**WRITTEN EXERCISE**
Lift out each line of the data that holds "Rychtářův".

**RECORDS SHOWN**
┌──

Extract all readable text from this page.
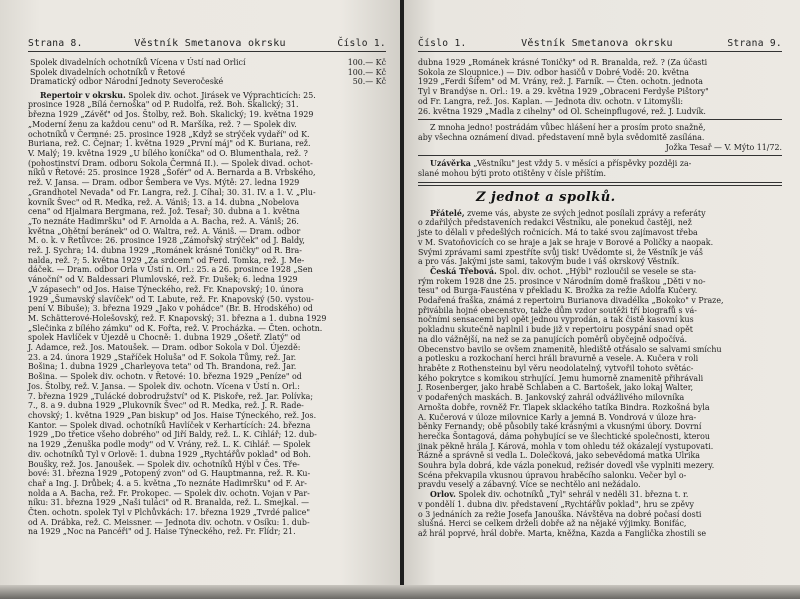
Strana 8.	Věstník Smetanova okrsku	Číslo 1.
Spolek divadelních ochotníků Vícena v Ústí nad Orlicí	100.— Kč
Spolek divadelních ochotníků v Řetové	100.— Kč
Dramatický odbor Národní Jednoty Severočeské	50.— Kč
Repertoir v okrsku. Spolek div. ochot. Jirásek ve Výprachticích: 25.
prosince 1928 „Bílá černoška" od P. Rudolfa, rež. Boh. Skalický; 31.
března 1929 „Závěť" od Jos. Štolby, rež. Boh. Skalický; 19. května 1929
„Moderní ženu za každou cenu" od R. Maršíka, rež. ? — Spolek div.
ochotníků v Čermné: 25. prosince 1928 „Když se strýček vydaří" od K.
Buriana, rež. C. Čejnar; 1. května 1929 „První máj" od K. Buriana, rež.
V. Malý; 19. května 1929 „U bílého koníčka" od O. Blumenthala, rež. ?
(pohostinství Dram. odboru Sokola Čermná II.). — Spolek divad. ochot-
níků v Řetové: 25. prosince 1928 „Šofér" od A. Bernarda a B. Vrbského,
rež. V. Jansa. — Dram. odbor Šembera ve Vys. Mýtě: 27. ledna 1929
„Grandhotel Nevada" od Fr. Langra, rež. J. Cíhal; 30. 31. IV. a 1. V. „Plu-
kovník Švec" od R. Medka, rež. A. Vániš; 13. a 14. dubna „Nobelova
cena" od Hjalmara Bergmana, rež. Jož. Tesař; 30. dubna a 1. května
„To neznáte Hadimršku" od F. Arnolda a A. Bacha, rež. A. Vániš; 26.
května „Ohětní beránek" od O. Waltra, rež. A. Vániš. — Dram. odbor
M. o. k. v Řetůvce: 26. prosince 1928 „Zámořský strýček" od J. Baldy,
rež. J. Sychra; 14. dubna 1929 „Románek krásné Toničky" od R. Bra-
nalda, rež. ?; 5. května 1929 „Za srdcem" od Ferd. Tomka, rež. J. Me-
dáček. — Dram. odbor Orla v Ústí n. Orl.: 25. a 26. prosince 1928 „Sen
vánoční" od V. Baldessari Plumlovské, rež. Fr. Dušek; 6. ledna 1929
„V zápasech" od Jos. Haise Týneckého, rež. Fr. Knapovský; 10. února
1929 „Šumavský slavíček" od T. Labute, rež. Fr. Knapovský (50. vystou-
pení V. Bibuše); 3. března 1929 „Jako v pohádce" (Br. B. Hrodského) od
M. Schätterové-Holešovský, rež. F. Knapovský; 31. března a 1. dubna 1929
„Slečinka z bílého zámku" od K. Fořta, rež. V. Procházka. — Čten. ochotn.
spolek Havlíček v Újezdě u Chocně: 1. dubna 1929 „Ošetř. Zlatý" od
J. Adamce, rež. Jos. Matoušek. — Dram. odbor Sokola v Dol. Újezdě:
23. a 24. února 1929 „Staříček Holuša" od F. Sokola Tůmy, rež. Jar.
Bošina; 1. dubna 1929 „Charleyova teta" od Th. Brandona, rež. Jar.
Bošina. — Spolek div. ochotn. v Řetové: 10. března 1929 „Peníze" od
Jos. Štolby, rež. V. Jansa. — Spolek div. ochotn. Vícena v Ústí n. Orl.:
7. března 1929 „Tulácké dobrodružství" od K. Piskoře, rež. Jar. Polívka;
7., 8. a 9. dubna 1929 „Plukovník Švec" od R. Medka, rež. J. R. Rade-
chovský; 1. května 1929 „Pan biskup" od Jos. Haise Týneckého, rež. Jos.
Kantor. — Spolek divad. ochotníků Havlíček v Kerhartících: 24. března
1929 „Do třetice všeho dobrého" od Jiří Baldy, rež. L. K. Cihlář; 12. dub-
na 1929 „Ženuška podle mody" od V. Vrány, rež. L. K. Cihlář. — Spolek
div. ochotníků Tyl v Orlově: 1. dubna 1929 „Rychtářův poklad" od Boh.
Boušky, rež. Jos. Janoušek. — Spolek div. ochotníků Hýbl v Čes. Tře-
bové: 31. března 1929 „Potopený zvon" od G. Hauptmanna, rež. R. Ku-
chař a Ing. J. Drůbek; 4. a 5. května „To neznáte Hadimršku" od F. Ar-
nolda a A. Bacha, rež. Fr. Prokopec. — Spolek div. ochotn. Vojan v Par-
níku: 31. března 1929 „Naši tuláci" od R. Branalda, rež. L. Smejkal. —
Čten. ochotn. spolek Tyl v Plchůvkách: 17. března 1929 „Tvrdé palice"
od A. Drábka, rež. C. Meissner. — Jednota div. ochotn. v Osíku: 1. dub-
na 1929 „Noc na Pancéři" od J. Haise Týneckého, rež. Fr. Flídr; 21.
Číslo 1.	Věstník Smetanova okrsku	Strana 9.
dubna 1929 „Románek krásné Toničky" od R. Branalda, rež. ? (Za účasti
Sokola ze Sloupnice.) — Div. odbor hasičů v Dobré Vodě: 20. května
1929 „Ferdi Šífem" od M. Vrány, rež. J. Farník. — Čten. ochotn. jednota
Tyl v Brandýse n. Orl.: 19. a 29. května 1929 „Obraceni Ferdyše Pištory"
od Fr. Langra, rež. Jos. Kaplan. — Jednota div. ochotn. v Litomyšli:
26. května 1929 „Madla z cihelny" od Ol. Scheinpflugové, rež. J. Ludvík.
Z mnoha jedno! postrádám vůbec hlášení her a prosím proto snažně,
aby všechna oznámení divad. představení mně byla svědomitě zasílána.
Jožka Tesař — V. Mýto 11/72.
Uzávěrka „Věstníku" jest vždy 5. v měsíci a příspěvky později za-
slané mohou býti proto otištěny v čísle příštím.
Z jednot a spolků.
Přátelé, zveme vás, abyste ze svých jednot posílali zprávy a referáty
o zdařilých představeních redakci Věstníku, ale ponekud častěji, než
jste to dělali v předešlých ročnicích. Má to také svou zajímavost třeba
v M. Svatoňovicích co se hraje a jak se hraje v Borové a Poličky a naopak.
Svými zprávami sami zpestříte svůj tisk! Uvědomte si, že Věstník je váš
a pro vás. Jakými jste sami, takovým bude i váš okrskový Věstník.
Česká Třebová. Spol. div. ochot. „Hýbl" rozloučil se vesele se sta-
rým rokem 1928 dne 25. prosince v Národním domě fraškou „Děti v no-
tesu" od Burga-Fausténa v překladu K. Brožka za režie Adolfa Kučery.
Podařená fraška, známá z repertoiru Burianova divadélka „Bokoko" v Praze,
přivábila hojné obecenstvo, takže dům vzdor soutěži tří biografů s vá-
nočními sensacemi byl opět jednou vyprodán, a tak čistě kasovní kus
pokladnu skutečně naplnil i bude již v repertoiru posypání snad opět
na dlo vážnější, na než se za panujících poměrů obyčejně odpočívá.
Obecenstvo bavilo se ovšem znamenitě, hlediště otřásalo se salvami smíchu
a potlesku a rozkochaní herci hráli bravurně a vesele. A. Kučera v roli
hraběte z Rothensteinu byl věru neodolatelný, vytvořil tohoto světác-
kého pokrytce s komikou strhující. Jemu humorně znamenitě přihrávali
J. Rosenberger, jako hrabě Schlaben a C. Bartošek, jako lokaj Walter,
v podařených maskách. B. Jankovský zahrál odvážlivého milovníka
Arnošta dobře, rovněž Fr. Tlapek sklackého tatíka Bindra. Rozkošná byla
A. Kučerová v úloze milovnice Karly a jemná B. Vondrová v úloze hra-
běnky Fernandy; obě působily také krásnými a vkusnými úbory. Dovrní
herečka Šontagová, dáma pohybující se ve šlechtické společnosti, kterou
jinak pěkně hrála J. Kárová, mohla v tom ohledu též okázalejí vystupovati.
Rázně a správně si vedla L. Dolečková, jako sebevědomá matka Ulrika
Souhra byla dobrá, kde vázla ponekud, režisér dovedl vše vyplniti mezery.
Scéna překvapila vkusnou úpravou hraběcího salonku. Večer byl o-
pravdu veselý a zábavný. Více se nechtělo ani nežádalo.
Orlov. Spolek div. ochotníků „Tyl" sehrál v neděli 31. března t. r.
v pondělí 1. dubna div. představení „Rychtářův poklad", hru se zpěvy
o 3 jednáních za režie Josefa Janouška. Návštěva na dobré počasí dosti
slušná. Herci se celkem drželi dobře až na nějaké výjimky. Bonifác,
až hrál poprvé, hrál dobře. Marta, kněžna, Kazda a Fanglička zhostili se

└──

**CORRECT OUTPUT**
div. ochotníků Tyl v Orlově: 1. dubna 1929 „Rychtářův poklad" od Boh.
v pondělí 1. dubna div. představení „Rychtářův poklad", hru se zpěvy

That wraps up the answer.